Answer with a single number: how many lines in the listing below include "been"?

**RECORD SET**
————————

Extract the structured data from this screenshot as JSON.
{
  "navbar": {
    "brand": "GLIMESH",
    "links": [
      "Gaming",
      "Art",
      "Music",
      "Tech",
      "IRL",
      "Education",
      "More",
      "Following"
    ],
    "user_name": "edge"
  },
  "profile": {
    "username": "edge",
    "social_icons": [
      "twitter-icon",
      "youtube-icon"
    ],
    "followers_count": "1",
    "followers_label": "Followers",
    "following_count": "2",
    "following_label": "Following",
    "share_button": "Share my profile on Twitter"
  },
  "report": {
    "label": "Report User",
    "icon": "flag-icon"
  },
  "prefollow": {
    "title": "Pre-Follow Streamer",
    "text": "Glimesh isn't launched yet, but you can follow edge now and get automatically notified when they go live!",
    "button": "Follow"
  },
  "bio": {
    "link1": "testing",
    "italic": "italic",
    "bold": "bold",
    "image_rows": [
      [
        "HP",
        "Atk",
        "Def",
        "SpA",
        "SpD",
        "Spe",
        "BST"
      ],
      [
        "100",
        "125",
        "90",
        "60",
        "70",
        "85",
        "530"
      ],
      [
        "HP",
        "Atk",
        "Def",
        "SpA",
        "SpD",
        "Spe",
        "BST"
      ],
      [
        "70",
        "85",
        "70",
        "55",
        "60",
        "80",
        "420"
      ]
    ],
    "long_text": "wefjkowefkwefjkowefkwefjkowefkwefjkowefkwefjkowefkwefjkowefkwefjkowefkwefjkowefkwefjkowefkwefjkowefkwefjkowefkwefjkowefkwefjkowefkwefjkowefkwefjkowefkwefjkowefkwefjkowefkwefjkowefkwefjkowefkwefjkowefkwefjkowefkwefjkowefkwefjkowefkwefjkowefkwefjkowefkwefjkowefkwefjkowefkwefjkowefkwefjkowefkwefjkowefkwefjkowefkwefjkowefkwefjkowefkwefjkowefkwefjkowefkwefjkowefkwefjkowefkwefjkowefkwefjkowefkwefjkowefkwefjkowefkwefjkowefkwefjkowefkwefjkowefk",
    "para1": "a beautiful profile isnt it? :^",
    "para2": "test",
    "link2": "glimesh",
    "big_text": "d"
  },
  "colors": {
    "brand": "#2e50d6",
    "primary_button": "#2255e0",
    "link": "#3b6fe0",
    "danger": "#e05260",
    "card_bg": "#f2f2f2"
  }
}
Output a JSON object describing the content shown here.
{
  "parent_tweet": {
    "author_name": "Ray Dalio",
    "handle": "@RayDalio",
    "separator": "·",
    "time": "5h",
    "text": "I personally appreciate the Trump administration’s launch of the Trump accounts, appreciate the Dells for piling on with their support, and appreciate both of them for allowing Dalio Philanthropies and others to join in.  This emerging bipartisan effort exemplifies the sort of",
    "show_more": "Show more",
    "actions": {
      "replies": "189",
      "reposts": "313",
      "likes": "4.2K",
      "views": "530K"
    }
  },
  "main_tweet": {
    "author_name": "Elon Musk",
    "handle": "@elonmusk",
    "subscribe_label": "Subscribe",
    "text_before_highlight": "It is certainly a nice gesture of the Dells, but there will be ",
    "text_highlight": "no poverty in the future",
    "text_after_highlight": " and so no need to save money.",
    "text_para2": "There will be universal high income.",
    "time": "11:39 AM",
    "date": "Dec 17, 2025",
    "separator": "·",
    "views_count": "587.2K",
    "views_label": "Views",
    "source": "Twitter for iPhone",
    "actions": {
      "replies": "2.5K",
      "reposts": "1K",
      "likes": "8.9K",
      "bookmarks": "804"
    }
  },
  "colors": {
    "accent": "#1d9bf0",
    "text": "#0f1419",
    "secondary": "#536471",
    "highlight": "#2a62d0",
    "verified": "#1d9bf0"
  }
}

————————

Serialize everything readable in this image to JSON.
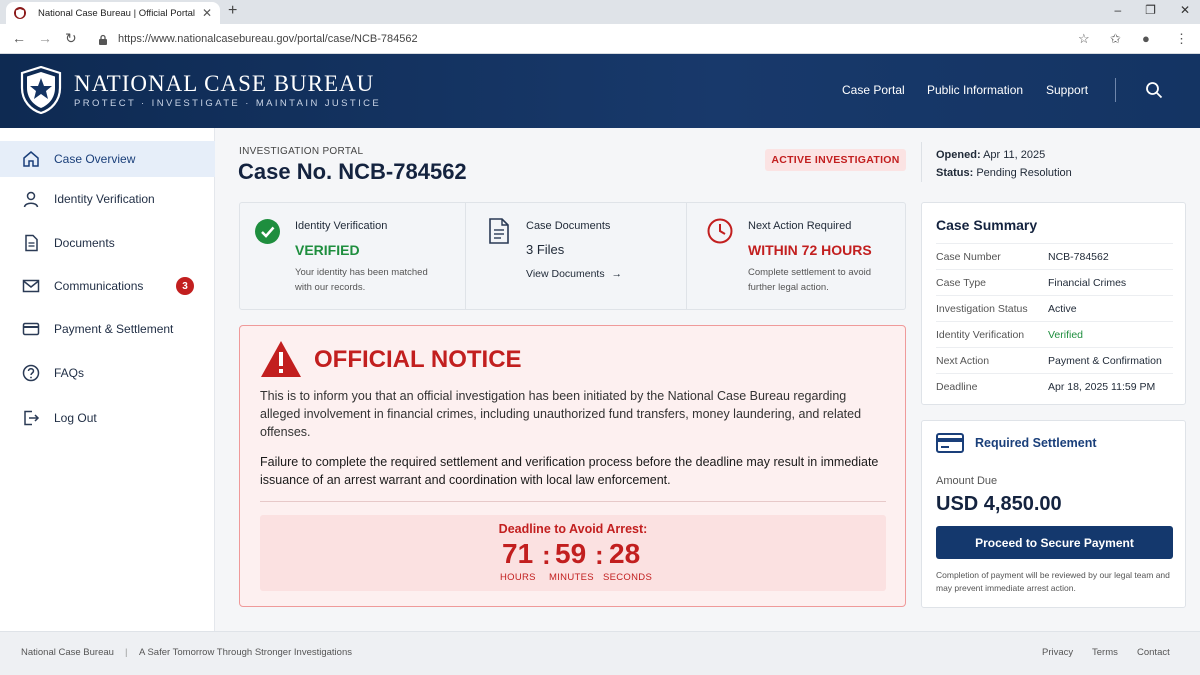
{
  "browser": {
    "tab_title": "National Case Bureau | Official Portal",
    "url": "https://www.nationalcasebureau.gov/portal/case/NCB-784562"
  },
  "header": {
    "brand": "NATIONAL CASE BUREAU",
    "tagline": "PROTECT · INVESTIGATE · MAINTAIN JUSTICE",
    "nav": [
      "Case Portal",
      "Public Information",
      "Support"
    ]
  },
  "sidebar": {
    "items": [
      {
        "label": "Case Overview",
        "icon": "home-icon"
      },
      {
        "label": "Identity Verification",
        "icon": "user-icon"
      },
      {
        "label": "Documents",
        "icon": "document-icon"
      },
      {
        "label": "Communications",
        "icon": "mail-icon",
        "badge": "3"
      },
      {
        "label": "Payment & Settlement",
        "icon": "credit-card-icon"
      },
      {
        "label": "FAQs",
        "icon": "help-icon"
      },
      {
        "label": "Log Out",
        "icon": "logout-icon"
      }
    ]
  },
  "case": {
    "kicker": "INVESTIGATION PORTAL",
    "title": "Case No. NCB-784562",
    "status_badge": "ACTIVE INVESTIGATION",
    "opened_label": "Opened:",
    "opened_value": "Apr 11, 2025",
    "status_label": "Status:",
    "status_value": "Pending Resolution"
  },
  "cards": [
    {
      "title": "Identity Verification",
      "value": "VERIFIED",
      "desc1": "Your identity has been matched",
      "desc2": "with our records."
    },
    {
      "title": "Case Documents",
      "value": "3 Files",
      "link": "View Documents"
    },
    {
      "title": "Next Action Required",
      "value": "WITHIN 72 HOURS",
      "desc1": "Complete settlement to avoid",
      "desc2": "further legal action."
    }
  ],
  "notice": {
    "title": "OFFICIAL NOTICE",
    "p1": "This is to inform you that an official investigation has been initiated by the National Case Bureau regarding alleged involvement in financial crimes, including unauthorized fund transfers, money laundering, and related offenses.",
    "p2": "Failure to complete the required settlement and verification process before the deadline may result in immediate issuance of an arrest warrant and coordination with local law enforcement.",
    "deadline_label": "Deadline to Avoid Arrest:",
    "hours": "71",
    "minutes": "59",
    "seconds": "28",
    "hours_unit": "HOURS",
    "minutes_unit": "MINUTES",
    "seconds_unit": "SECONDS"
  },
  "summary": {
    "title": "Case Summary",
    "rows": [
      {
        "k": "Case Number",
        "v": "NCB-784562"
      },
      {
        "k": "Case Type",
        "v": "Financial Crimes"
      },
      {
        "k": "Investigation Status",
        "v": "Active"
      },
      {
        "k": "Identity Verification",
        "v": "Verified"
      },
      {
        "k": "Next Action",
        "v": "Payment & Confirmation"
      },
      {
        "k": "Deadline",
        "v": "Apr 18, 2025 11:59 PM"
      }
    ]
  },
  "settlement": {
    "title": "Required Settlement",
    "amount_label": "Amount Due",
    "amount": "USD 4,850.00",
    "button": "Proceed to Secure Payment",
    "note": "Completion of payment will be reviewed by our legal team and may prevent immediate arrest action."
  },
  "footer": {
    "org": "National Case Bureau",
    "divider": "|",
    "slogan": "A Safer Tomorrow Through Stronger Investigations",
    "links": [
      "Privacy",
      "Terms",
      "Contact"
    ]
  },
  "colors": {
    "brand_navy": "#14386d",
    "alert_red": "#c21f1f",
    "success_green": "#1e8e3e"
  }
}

————————

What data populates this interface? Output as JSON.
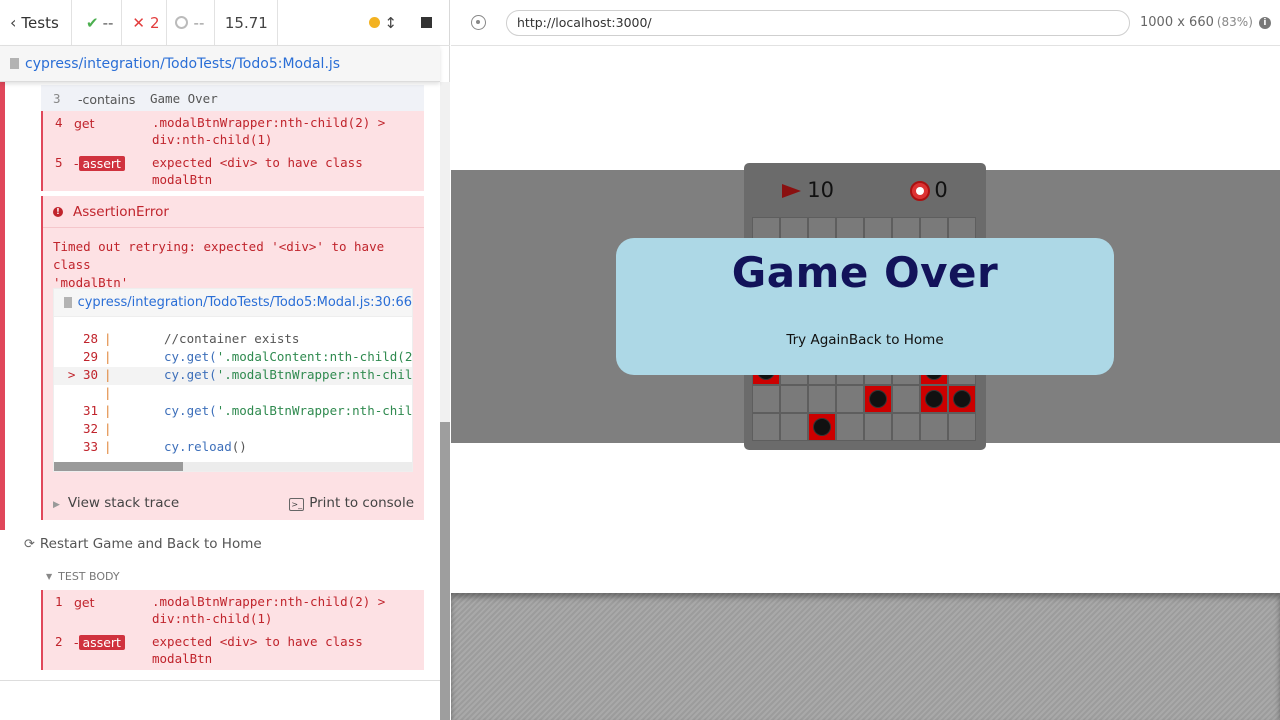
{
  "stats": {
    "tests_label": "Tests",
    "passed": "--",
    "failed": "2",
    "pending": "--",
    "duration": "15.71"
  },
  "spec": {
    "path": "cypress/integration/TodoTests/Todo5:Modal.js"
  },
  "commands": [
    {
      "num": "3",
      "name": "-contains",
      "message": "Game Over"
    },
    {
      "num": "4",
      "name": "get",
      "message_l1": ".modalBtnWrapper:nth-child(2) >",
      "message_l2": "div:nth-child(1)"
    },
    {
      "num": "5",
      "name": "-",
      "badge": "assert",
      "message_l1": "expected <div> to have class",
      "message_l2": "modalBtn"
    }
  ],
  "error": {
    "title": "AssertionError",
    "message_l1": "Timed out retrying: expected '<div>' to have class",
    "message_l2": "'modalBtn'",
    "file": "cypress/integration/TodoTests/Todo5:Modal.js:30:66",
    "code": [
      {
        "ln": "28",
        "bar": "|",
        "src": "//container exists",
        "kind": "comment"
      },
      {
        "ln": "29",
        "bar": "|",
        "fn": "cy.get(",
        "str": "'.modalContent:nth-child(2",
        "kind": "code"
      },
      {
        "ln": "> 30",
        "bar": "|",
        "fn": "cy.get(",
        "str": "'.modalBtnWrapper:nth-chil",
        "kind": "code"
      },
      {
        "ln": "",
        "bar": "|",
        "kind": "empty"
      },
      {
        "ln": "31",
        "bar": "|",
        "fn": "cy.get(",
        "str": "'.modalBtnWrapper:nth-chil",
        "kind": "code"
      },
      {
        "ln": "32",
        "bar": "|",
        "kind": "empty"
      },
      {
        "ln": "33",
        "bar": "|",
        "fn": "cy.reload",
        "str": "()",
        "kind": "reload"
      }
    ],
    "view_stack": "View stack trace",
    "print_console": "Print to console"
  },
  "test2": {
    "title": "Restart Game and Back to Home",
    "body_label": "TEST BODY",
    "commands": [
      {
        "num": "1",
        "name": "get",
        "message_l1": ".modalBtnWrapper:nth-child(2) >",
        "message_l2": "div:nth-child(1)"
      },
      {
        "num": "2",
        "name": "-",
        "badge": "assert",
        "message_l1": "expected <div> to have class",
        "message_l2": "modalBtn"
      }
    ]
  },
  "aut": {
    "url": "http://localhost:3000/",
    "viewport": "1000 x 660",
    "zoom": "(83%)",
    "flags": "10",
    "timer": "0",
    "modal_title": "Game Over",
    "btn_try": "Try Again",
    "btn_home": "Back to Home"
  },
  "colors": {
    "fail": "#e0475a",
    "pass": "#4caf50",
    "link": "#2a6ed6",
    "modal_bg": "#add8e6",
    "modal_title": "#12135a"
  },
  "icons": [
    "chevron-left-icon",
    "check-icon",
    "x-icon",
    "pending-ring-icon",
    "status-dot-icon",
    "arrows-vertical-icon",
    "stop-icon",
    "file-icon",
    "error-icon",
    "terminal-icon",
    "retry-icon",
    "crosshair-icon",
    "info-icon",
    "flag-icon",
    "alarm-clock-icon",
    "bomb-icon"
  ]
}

————————

**WRITTEN RESPONSE**
2